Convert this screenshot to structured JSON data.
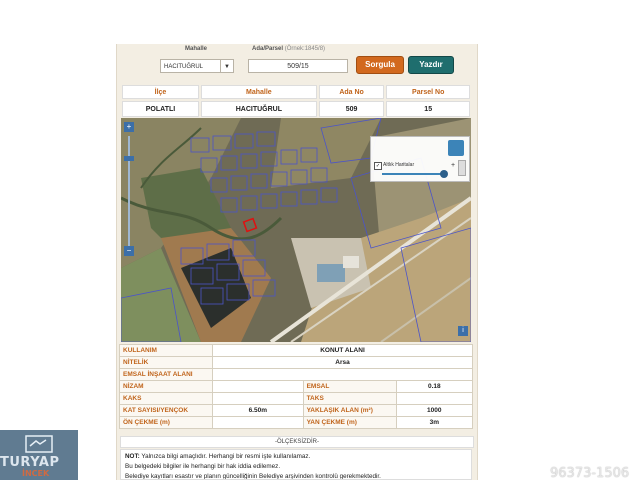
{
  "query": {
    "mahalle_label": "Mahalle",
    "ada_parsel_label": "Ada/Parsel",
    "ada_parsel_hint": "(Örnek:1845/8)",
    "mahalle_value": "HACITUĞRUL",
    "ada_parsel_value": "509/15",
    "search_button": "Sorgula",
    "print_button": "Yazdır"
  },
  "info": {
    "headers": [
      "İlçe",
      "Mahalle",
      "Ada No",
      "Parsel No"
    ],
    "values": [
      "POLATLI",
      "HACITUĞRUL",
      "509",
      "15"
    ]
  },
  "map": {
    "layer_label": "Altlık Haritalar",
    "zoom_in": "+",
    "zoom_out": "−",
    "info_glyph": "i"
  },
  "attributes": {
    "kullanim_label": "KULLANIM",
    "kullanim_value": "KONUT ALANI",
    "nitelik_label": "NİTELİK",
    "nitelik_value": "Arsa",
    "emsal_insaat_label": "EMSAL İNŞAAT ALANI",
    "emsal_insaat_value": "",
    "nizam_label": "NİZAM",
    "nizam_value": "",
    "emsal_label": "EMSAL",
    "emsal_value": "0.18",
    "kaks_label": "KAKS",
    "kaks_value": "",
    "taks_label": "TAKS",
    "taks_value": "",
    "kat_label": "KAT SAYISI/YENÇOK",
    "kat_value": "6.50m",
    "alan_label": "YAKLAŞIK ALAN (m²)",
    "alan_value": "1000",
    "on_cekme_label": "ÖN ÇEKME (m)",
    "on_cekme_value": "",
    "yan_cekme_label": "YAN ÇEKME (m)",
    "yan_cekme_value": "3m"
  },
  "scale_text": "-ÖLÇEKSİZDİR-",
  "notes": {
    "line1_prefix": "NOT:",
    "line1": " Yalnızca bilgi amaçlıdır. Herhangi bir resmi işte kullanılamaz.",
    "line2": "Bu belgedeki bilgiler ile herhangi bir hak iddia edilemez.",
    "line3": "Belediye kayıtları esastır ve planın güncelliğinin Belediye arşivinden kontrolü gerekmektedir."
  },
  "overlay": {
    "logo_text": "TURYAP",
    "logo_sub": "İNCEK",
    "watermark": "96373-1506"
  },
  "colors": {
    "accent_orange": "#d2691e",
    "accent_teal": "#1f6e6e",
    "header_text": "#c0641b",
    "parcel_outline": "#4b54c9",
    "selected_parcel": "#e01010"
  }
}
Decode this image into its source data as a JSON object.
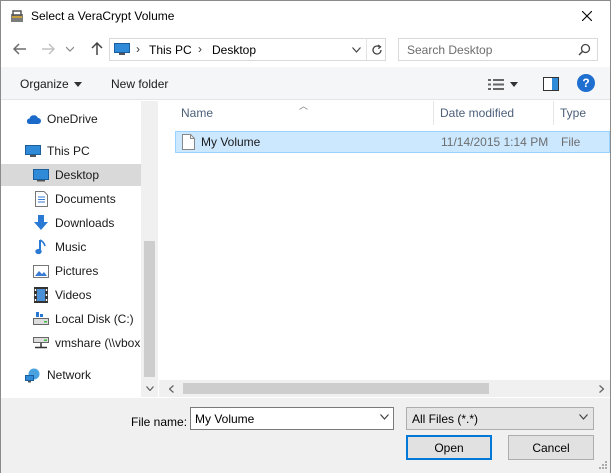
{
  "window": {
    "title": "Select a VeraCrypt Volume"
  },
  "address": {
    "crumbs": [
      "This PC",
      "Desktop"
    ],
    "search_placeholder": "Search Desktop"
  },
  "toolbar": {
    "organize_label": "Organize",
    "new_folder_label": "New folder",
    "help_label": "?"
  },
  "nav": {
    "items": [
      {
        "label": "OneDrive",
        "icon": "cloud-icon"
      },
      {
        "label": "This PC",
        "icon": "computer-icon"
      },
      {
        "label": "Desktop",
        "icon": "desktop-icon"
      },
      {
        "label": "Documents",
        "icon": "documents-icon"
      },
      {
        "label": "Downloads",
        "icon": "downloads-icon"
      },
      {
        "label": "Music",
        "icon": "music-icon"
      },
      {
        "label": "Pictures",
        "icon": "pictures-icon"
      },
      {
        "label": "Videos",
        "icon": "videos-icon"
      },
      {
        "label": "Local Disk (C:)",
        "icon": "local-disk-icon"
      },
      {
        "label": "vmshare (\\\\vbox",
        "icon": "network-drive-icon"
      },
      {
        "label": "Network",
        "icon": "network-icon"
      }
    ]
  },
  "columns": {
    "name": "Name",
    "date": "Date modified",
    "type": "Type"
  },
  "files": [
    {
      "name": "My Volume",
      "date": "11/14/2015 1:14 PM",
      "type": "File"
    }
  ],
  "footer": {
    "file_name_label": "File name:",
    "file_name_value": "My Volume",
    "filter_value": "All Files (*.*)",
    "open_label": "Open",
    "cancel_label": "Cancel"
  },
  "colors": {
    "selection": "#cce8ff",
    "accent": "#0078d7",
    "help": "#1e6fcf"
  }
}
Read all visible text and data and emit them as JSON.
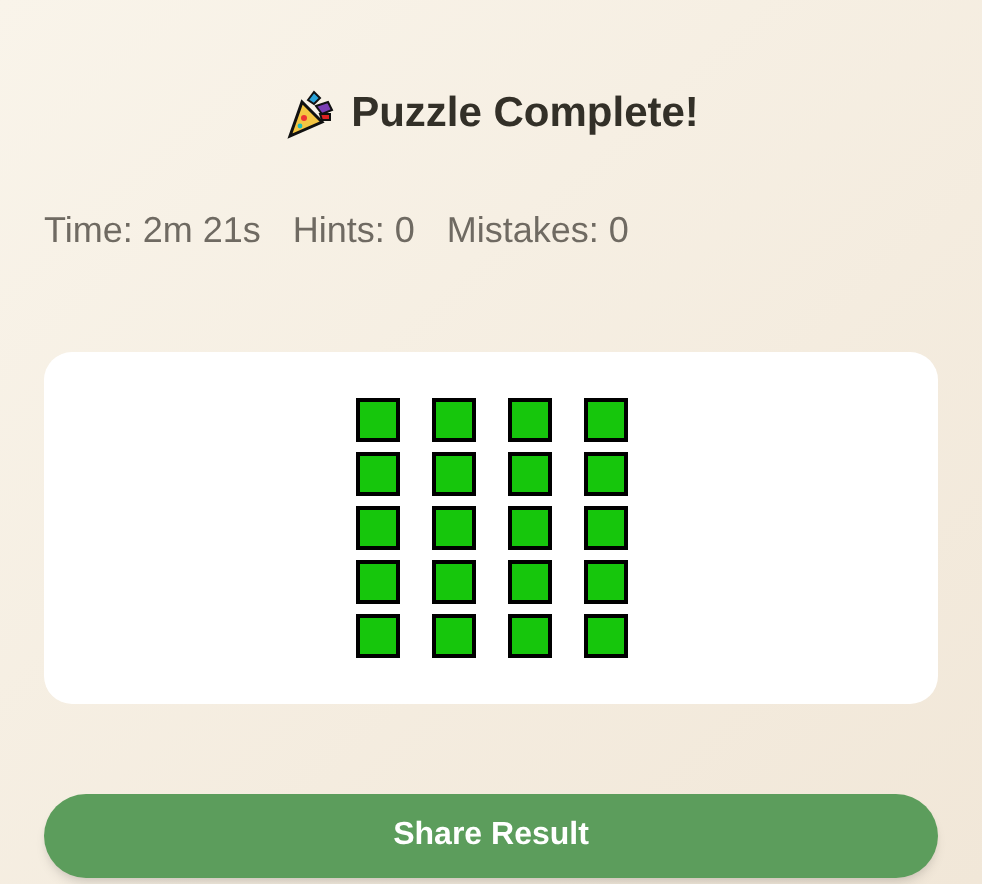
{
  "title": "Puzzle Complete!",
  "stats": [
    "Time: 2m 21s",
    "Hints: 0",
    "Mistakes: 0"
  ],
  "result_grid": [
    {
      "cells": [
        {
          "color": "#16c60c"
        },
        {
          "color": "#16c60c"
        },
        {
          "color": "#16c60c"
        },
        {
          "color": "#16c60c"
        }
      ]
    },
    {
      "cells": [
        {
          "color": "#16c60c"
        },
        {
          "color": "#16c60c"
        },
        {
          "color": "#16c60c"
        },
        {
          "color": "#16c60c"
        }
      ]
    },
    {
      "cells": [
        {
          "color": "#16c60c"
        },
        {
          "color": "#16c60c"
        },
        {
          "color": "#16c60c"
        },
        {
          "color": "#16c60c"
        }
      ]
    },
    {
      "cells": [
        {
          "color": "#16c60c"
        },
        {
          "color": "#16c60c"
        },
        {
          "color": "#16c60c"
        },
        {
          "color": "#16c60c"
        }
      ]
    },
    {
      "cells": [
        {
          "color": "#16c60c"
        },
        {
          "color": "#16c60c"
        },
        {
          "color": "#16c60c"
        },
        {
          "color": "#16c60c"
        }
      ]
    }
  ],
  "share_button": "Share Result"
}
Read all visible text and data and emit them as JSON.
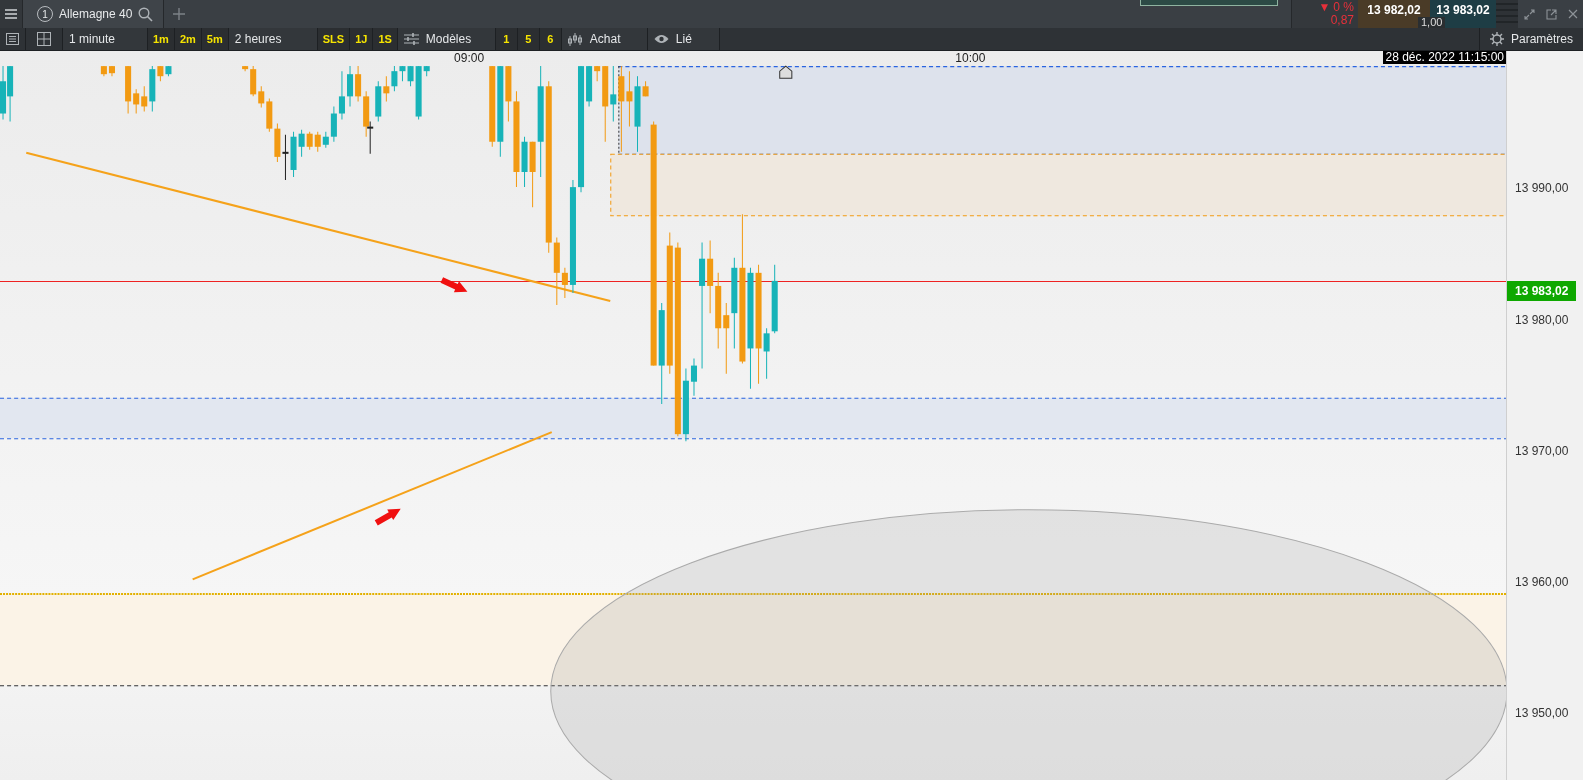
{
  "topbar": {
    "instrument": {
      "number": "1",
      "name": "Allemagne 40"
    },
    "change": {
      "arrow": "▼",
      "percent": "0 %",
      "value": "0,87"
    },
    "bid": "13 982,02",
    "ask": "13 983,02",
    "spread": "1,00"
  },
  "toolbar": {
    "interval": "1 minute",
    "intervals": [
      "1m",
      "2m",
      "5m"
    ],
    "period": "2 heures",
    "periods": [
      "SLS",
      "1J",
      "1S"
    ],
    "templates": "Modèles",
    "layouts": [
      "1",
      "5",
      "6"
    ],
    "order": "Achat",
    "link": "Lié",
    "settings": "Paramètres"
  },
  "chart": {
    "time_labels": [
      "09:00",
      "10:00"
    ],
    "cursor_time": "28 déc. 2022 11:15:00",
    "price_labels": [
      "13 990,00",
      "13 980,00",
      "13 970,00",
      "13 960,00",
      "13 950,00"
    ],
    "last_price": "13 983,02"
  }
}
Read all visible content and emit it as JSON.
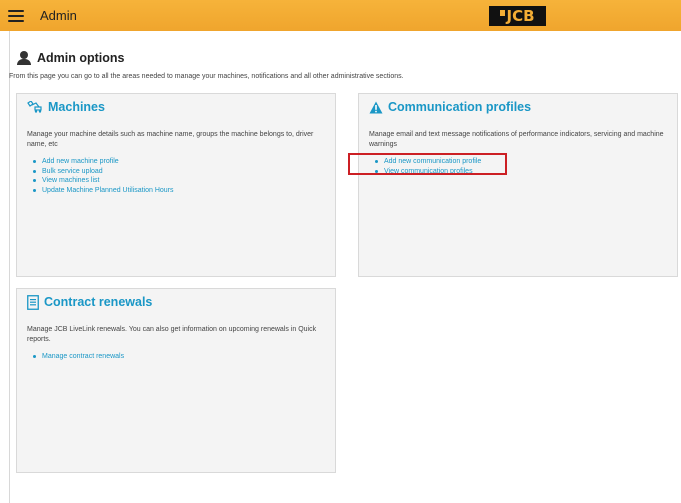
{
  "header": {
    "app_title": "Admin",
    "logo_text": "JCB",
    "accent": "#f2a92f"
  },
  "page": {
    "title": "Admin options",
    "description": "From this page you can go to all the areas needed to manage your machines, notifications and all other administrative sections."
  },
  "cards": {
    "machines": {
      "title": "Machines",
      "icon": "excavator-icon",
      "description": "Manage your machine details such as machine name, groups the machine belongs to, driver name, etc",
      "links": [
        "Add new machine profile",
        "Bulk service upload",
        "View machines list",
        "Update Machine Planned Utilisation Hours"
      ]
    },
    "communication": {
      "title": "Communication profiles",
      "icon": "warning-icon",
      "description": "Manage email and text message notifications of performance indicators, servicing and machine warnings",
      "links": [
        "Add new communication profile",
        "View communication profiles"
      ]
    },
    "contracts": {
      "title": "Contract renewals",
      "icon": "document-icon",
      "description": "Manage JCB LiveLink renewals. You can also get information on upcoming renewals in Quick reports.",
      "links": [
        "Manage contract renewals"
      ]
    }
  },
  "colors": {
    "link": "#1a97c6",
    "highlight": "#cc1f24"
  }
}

■ Instructions to follow ■
Strip out the images, then output the records above word for word.

■ Exercise response ■
Convert this screenshot to structured JSON data.
{
  "query": {
    "mahalle_label": "Mahalle",
    "ada_parsel_label": "Ada/Parsel",
    "ada_parsel_hint": "(Örnek:1845/8)",
    "mahalle_value": "HACITUĞRUL",
    "ada_parsel_value": "509/15",
    "search_button": "Sorgula",
    "print_button": "Yazdır"
  },
  "info": {
    "headers": [
      "İlçe",
      "Mahalle",
      "Ada No",
      "Parsel No"
    ],
    "values": [
      "POLATLI",
      "HACITUĞRUL",
      "509",
      "15"
    ]
  },
  "map": {
    "layer_label": "Altlık Haritalar",
    "zoom_in": "+",
    "zoom_out": "−",
    "info_glyph": "i"
  },
  "attributes": {
    "kullanim_label": "KULLANIM",
    "kullanim_value": "KONUT ALANI",
    "nitelik_label": "NİTELİK",
    "nitelik_value": "Arsa",
    "emsal_insaat_label": "EMSAL İNŞAAT ALANI",
    "emsal_insaat_value": "",
    "nizam_label": "NİZAM",
    "nizam_value": "",
    "emsal_label": "EMSAL",
    "emsal_value": "0.18",
    "kaks_label": "KAKS",
    "kaks_value": "",
    "taks_label": "TAKS",
    "taks_value": "",
    "kat_label": "KAT SAYISI/YENÇOK",
    "kat_value": "6.50m",
    "alan_label": "YAKLAŞIK ALAN (m²)",
    "alan_value": "1000",
    "on_cekme_label": "ÖN ÇEKME (m)",
    "on_cekme_value": "",
    "yan_cekme_label": "YAN ÇEKME (m)",
    "yan_cekme_value": "3m"
  },
  "scale_text": "-ÖLÇEKSİZDİR-",
  "notes": {
    "line1_prefix": "NOT:",
    "line1": " Yalnızca bilgi amaçlıdır. Herhangi bir resmi işte kullanılamaz.",
    "line2": "Bu belgedeki bilgiler ile herhangi bir hak iddia edilemez.",
    "line3": "Belediye kayıtları esastır ve planın güncelliğinin Belediye arşivinden kontrolü gerekmektedir."
  },
  "overlay": {
    "logo_text": "TURYAP",
    "logo_sub": "İNCEK",
    "watermark": "96373-1506"
  },
  "colors": {
    "accent_orange": "#d2691e",
    "accent_teal": "#1f6e6e",
    "header_text": "#c0641b",
    "parcel_outline": "#4b54c9",
    "selected_parcel": "#e01010"
  }
}
Decode this image into its source data as a JSON object.
{
  "window": {
    "title": "Select a VeraCrypt Volume"
  },
  "address": {
    "crumbs": [
      "This PC",
      "Desktop"
    ],
    "search_placeholder": "Search Desktop"
  },
  "toolbar": {
    "organize_label": "Organize",
    "new_folder_label": "New folder",
    "help_label": "?"
  },
  "nav": {
    "items": [
      {
        "label": "OneDrive",
        "icon": "cloud-icon"
      },
      {
        "label": "This PC",
        "icon": "computer-icon"
      },
      {
        "label": "Desktop",
        "icon": "desktop-icon"
      },
      {
        "label": "Documents",
        "icon": "documents-icon"
      },
      {
        "label": "Downloads",
        "icon": "downloads-icon"
      },
      {
        "label": "Music",
        "icon": "music-icon"
      },
      {
        "label": "Pictures",
        "icon": "pictures-icon"
      },
      {
        "label": "Videos",
        "icon": "videos-icon"
      },
      {
        "label": "Local Disk (C:)",
        "icon": "local-disk-icon"
      },
      {
        "label": "vmshare (\\\\vbox",
        "icon": "network-drive-icon"
      },
      {
        "label": "Network",
        "icon": "network-icon"
      }
    ]
  },
  "columns": {
    "name": "Name",
    "date": "Date modified",
    "type": "Type"
  },
  "files": [
    {
      "name": "My Volume",
      "date": "11/14/2015 1:14 PM",
      "type": "File"
    }
  ],
  "footer": {
    "file_name_label": "File name:",
    "file_name_value": "My Volume",
    "filter_value": "All Files (*.*)",
    "open_label": "Open",
    "cancel_label": "Cancel"
  },
  "colors": {
    "selection": "#cce8ff",
    "accent": "#0078d7",
    "help": "#1e6fcf"
  }
}
Read all visible text and data and emit them as JSON.
{
  "title": "Puzzle Complete!",
  "stats": [
    "Time: 2m 21s",
    "Hints: 0",
    "Mistakes: 0"
  ],
  "result_grid": [
    {
      "cells": [
        {
          "color": "#16c60c"
        },
        {
          "color": "#16c60c"
        },
        {
          "color": "#16c60c"
        },
        {
          "color": "#16c60c"
        }
      ]
    },
    {
      "cells": [
        {
          "color": "#16c60c"
        },
        {
          "color": "#16c60c"
        },
        {
          "color": "#16c60c"
        },
        {
          "color": "#16c60c"
        }
      ]
    },
    {
      "cells": [
        {
          "color": "#16c60c"
        },
        {
          "color": "#16c60c"
        },
        {
          "color": "#16c60c"
        },
        {
          "color": "#16c60c"
        }
      ]
    },
    {
      "cells": [
        {
          "color": "#16c60c"
        },
        {
          "color": "#16c60c"
        },
        {
          "color": "#16c60c"
        },
        {
          "color": "#16c60c"
        }
      ]
    },
    {
      "cells": [
        {
          "color": "#16c60c"
        },
        {
          "color": "#16c60c"
        },
        {
          "color": "#16c60c"
        },
        {
          "color": "#16c60c"
        }
      ]
    }
  ],
  "share_button": "Share Result"
}
Read all visible text and data and emit them as JSON.
{
  "topbar": {
    "instrument": {
      "number": "1",
      "name": "Allemagne 40"
    },
    "change": {
      "arrow": "▼",
      "percent": "0 %",
      "value": "0,87"
    },
    "bid": "13 982,02",
    "ask": "13 983,02",
    "spread": "1,00"
  },
  "toolbar": {
    "interval": "1 minute",
    "intervals": [
      "1m",
      "2m",
      "5m"
    ],
    "period": "2 heures",
    "periods": [
      "SLS",
      "1J",
      "1S"
    ],
    "templates": "Modèles",
    "layouts": [
      "1",
      "5",
      "6"
    ],
    "order": "Achat",
    "link": "Lié",
    "settings": "Paramètres"
  },
  "chart": {
    "time_labels": [
      "09:00",
      "10:00"
    ],
    "cursor_time": "28 déc. 2022 11:15:00",
    "price_labels": [
      "13 990,00",
      "13 980,00",
      "13 970,00",
      "13 960,00",
      "13 950,00"
    ],
    "last_price": "13 983,02"
  }
}
Read all visible content and emit it as JSON.
{
  "header": {
    "app_title": "Admin",
    "logo_text": "JCB",
    "accent": "#f2a92f"
  },
  "page": {
    "title": "Admin options",
    "description": "From this page you can go to all the areas needed to manage your machines, notifications and all other administrative sections."
  },
  "cards": {
    "machines": {
      "title": "Machines",
      "icon": "excavator-icon",
      "description": "Manage your machine details such as machine name, groups the machine belongs to, driver name, etc",
      "links": [
        "Add new machine profile",
        "Bulk service upload",
        "View machines list",
        "Update Machine Planned Utilisation Hours"
      ]
    },
    "communication": {
      "title": "Communication profiles",
      "icon": "warning-icon",
      "description": "Manage email and text message notifications of performance indicators, servicing and machine warnings",
      "links": [
        "Add new communication profile",
        "View communication profiles"
      ]
    },
    "contracts": {
      "title": "Contract renewals",
      "icon": "document-icon",
      "description": "Manage JCB LiveLink renewals. You can also get information on upcoming renewals in Quick reports.",
      "links": [
        "Manage contract renewals"
      ]
    }
  },
  "colors": {
    "link": "#1a97c6",
    "highlight": "#cc1f24"
  }
}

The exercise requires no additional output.